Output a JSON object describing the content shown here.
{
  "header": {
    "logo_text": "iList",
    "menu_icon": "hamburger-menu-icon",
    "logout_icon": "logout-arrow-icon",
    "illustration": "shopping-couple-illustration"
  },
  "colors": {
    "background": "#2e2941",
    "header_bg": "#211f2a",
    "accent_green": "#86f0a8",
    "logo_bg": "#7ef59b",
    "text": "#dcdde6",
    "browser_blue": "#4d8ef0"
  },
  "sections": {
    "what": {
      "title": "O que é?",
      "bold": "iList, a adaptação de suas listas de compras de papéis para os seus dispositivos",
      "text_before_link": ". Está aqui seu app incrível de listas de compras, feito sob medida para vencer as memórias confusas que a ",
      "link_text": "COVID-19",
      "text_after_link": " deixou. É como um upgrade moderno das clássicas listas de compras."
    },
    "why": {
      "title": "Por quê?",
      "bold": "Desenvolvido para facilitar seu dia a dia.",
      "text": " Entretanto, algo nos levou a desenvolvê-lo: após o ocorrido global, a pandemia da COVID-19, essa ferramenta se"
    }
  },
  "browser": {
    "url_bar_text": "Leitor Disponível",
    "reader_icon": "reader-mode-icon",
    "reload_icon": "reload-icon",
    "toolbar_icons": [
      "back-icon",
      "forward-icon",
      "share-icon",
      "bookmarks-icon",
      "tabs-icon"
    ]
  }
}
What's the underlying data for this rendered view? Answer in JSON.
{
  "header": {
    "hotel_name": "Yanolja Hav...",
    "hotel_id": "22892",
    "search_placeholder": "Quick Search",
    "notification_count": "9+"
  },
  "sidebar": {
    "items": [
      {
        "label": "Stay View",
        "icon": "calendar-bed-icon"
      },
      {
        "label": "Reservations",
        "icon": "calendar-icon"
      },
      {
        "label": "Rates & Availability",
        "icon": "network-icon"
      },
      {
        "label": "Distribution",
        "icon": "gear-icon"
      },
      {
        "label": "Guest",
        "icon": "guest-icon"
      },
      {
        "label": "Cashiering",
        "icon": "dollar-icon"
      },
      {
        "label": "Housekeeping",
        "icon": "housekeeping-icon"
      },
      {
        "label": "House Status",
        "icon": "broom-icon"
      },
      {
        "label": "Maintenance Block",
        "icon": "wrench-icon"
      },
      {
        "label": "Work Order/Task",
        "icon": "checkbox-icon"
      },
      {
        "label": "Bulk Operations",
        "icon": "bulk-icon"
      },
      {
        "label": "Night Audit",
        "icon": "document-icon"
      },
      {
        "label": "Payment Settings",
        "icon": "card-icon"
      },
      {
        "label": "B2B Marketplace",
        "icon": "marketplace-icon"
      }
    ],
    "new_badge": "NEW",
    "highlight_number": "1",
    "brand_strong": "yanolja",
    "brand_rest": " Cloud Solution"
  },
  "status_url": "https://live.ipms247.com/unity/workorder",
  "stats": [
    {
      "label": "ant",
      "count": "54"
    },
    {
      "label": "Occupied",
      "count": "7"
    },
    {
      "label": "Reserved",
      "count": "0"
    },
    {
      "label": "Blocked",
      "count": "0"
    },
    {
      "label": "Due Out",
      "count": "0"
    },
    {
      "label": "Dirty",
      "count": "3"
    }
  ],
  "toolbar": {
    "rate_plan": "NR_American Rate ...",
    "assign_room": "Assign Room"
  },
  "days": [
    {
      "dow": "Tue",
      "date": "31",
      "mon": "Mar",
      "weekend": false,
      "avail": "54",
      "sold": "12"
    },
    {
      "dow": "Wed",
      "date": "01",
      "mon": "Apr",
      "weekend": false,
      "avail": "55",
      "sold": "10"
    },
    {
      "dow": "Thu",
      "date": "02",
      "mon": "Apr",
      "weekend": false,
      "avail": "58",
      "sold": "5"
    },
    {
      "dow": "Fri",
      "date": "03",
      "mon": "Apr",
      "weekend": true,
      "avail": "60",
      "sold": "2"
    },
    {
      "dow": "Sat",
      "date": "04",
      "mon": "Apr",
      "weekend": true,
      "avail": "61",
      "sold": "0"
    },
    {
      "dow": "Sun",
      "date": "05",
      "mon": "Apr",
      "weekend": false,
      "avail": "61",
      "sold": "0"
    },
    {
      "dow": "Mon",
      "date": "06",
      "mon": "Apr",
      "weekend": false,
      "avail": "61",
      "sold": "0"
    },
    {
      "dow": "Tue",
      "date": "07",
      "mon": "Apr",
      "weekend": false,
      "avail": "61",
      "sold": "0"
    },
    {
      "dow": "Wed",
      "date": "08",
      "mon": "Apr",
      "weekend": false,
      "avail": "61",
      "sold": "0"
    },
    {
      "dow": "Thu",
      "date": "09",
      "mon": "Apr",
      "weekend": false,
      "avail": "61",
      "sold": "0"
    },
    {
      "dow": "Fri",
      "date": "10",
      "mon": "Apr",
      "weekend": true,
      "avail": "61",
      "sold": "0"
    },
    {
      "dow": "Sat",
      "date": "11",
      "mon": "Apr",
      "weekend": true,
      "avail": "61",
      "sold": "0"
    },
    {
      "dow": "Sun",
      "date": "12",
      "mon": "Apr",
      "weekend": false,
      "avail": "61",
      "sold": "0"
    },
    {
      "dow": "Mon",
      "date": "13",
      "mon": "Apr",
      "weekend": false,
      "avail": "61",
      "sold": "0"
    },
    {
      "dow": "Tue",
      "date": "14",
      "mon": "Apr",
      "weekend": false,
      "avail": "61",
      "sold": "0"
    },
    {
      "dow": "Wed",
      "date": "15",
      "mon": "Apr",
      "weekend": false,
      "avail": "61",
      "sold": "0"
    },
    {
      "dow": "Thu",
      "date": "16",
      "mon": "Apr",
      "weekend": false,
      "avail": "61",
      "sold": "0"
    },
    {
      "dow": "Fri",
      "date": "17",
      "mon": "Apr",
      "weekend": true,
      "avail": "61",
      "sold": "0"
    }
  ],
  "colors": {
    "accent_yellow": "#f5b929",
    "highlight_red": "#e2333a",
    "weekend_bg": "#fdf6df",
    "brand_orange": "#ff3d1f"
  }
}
---+---
Task to complete.
Extract the complete data, matching each line exactly.

Task answer.
Output a JSON object describing the content shown here.
{
  "header": {
    "logo_text": "iList",
    "menu_icon": "hamburger-menu-icon",
    "logout_icon": "logout-arrow-icon",
    "illustration": "shopping-couple-illustration"
  },
  "colors": {
    "background": "#2e2941",
    "header_bg": "#211f2a",
    "accent_green": "#86f0a8",
    "logo_bg": "#7ef59b",
    "text": "#dcdde6",
    "browser_blue": "#4d8ef0"
  },
  "sections": {
    "what": {
      "title": "O que é?",
      "bold": "iList, a adaptação de suas listas de compras de papéis para os seus dispositivos",
      "text_before_link": ". Está aqui seu app incrível de listas de compras, feito sob medida para vencer as memórias confusas que a ",
      "link_text": "COVID-19",
      "text_after_link": " deixou. É como um upgrade moderno das clássicas listas de compras."
    },
    "why": {
      "title": "Por quê?",
      "bold": "Desenvolvido para facilitar seu dia a dia.",
      "text": " Entretanto, algo nos levou a desenvolvê-lo: após o ocorrido global, a pandemia da COVID-19, essa ferramenta se"
    }
  },
  "browser": {
    "url_bar_text": "Leitor Disponível",
    "reader_icon": "reader-mode-icon",
    "reload_icon": "reload-icon",
    "toolbar_icons": [
      "back-icon",
      "forward-icon",
      "share-icon",
      "bookmarks-icon",
      "tabs-icon"
    ]
  }
}
What's the underlying data for this rendered view? Answer in JSON.
{
  "header": {
    "hotel_name": "Yanolja Hav...",
    "hotel_id": "22892",
    "search_placeholder": "Quick Search",
    "notification_count": "9+"
  },
  "sidebar": {
    "items": [
      {
        "label": "Stay View",
        "icon": "calendar-bed-icon"
      },
      {
        "label": "Reservations",
        "icon": "calendar-icon"
      },
      {
        "label": "Rates & Availability",
        "icon": "network-icon"
      },
      {
        "label": "Distribution",
        "icon": "gear-icon"
      },
      {
        "label": "Guest",
        "icon": "guest-icon"
      },
      {
        "label": "Cashiering",
        "icon": "dollar-icon"
      },
      {
        "label": "Housekeeping",
        "icon": "housekeeping-icon"
      },
      {
        "label": "House Status",
        "icon": "broom-icon"
      },
      {
        "label": "Maintenance Block",
        "icon": "wrench-icon"
      },
      {
        "label": "Work Order/Task",
        "icon": "checkbox-icon"
      },
      {
        "label": "Bulk Operations",
        "icon": "bulk-icon"
      },
      {
        "label": "Night Audit",
        "icon": "document-icon"
      },
      {
        "label": "Payment Settings",
        "icon": "card-icon"
      },
      {
        "label": "B2B Marketplace",
        "icon": "marketplace-icon"
      }
    ],
    "new_badge": "NEW",
    "highlight_number": "1",
    "brand_strong": "yanolja",
    "brand_rest": " Cloud Solution"
  },
  "status_url": "https://live.ipms247.com/unity/workorder",
  "stats": [
    {
      "label": "ant",
      "count": "54"
    },
    {
      "label": "Occupied",
      "count": "7"
    },
    {
      "label": "Reserved",
      "count": "0"
    },
    {
      "label": "Blocked",
      "count": "0"
    },
    {
      "label": "Due Out",
      "count": "0"
    },
    {
      "label": "Dirty",
      "count": "3"
    }
  ],
  "toolbar": {
    "rate_plan": "NR_American Rate ...",
    "assign_room": "Assign Room"
  },
  "days": [
    {
      "dow": "Tue",
      "date": "31",
      "mon": "Mar",
      "weekend": false,
      "avail": "54",
      "sold": "12"
    },
    {
      "dow": "Wed",
      "date": "01",
      "mon": "Apr",
      "weekend": false,
      "avail": "55",
      "sold": "10"
    },
    {
      "dow": "Thu",
      "date": "02",
      "mon": "Apr",
      "weekend": false,
      "avail": "58",
      "sold": "5"
    },
    {
      "dow": "Fri",
      "date": "03",
      "mon": "Apr",
      "weekend": true,
      "avail": "60",
      "sold": "2"
    },
    {
      "dow": "Sat",
      "date": "04",
      "mon": "Apr",
      "weekend": true,
      "avail": "61",
      "sold": "0"
    },
    {
      "dow": "Sun",
      "date": "05",
      "mon": "Apr",
      "weekend": false,
      "avail": "61",
      "sold": "0"
    },
    {
      "dow": "Mon",
      "date": "06",
      "mon": "Apr",
      "weekend": false,
      "avail": "61",
      "sold": "0"
    },
    {
      "dow": "Tue",
      "date": "07",
      "mon": "Apr",
      "weekend": false,
      "avail": "61",
      "sold": "0"
    },
    {
      "dow": "Wed",
      "date": "08",
      "mon": "Apr",
      "weekend": false,
      "avail": "61",
      "sold": "0"
    },
    {
      "dow": "Thu",
      "date": "09",
      "mon": "Apr",
      "weekend": false,
      "avail": "61",
      "sold": "0"
    },
    {
      "dow": "Fri",
      "date": "10",
      "mon": "Apr",
      "weekend": true,
      "avail": "61",
      "sold": "0"
    },
    {
      "dow": "Sat",
      "date": "11",
      "mon": "Apr",
      "weekend": true,
      "avail": "61",
      "sold": "0"
    },
    {
      "dow": "Sun",
      "date": "12",
      "mon": "Apr",
      "weekend": false,
      "avail": "61",
      "sold": "0"
    },
    {
      "dow": "Mon",
      "date": "13",
      "mon": "Apr",
      "weekend": false,
      "avail": "61",
      "sold": "0"
    },
    {
      "dow": "Tue",
      "date": "14",
      "mon": "Apr",
      "weekend": false,
      "avail": "61",
      "sold": "0"
    },
    {
      "dow": "Wed",
      "date": "15",
      "mon": "Apr",
      "weekend": false,
      "avail": "61",
      "sold": "0"
    },
    {
      "dow": "Thu",
      "date": "16",
      "mon": "Apr",
      "weekend": false,
      "avail": "61",
      "sold": "0"
    },
    {
      "dow": "Fri",
      "date": "17",
      "mon": "Apr",
      "weekend": true,
      "avail": "61",
      "sold": "0"
    }
  ],
  "colors": {
    "accent_yellow": "#f5b929",
    "highlight_red": "#e2333a",
    "weekend_bg": "#fdf6df",
    "brand_orange": "#ff3d1f"
  }
}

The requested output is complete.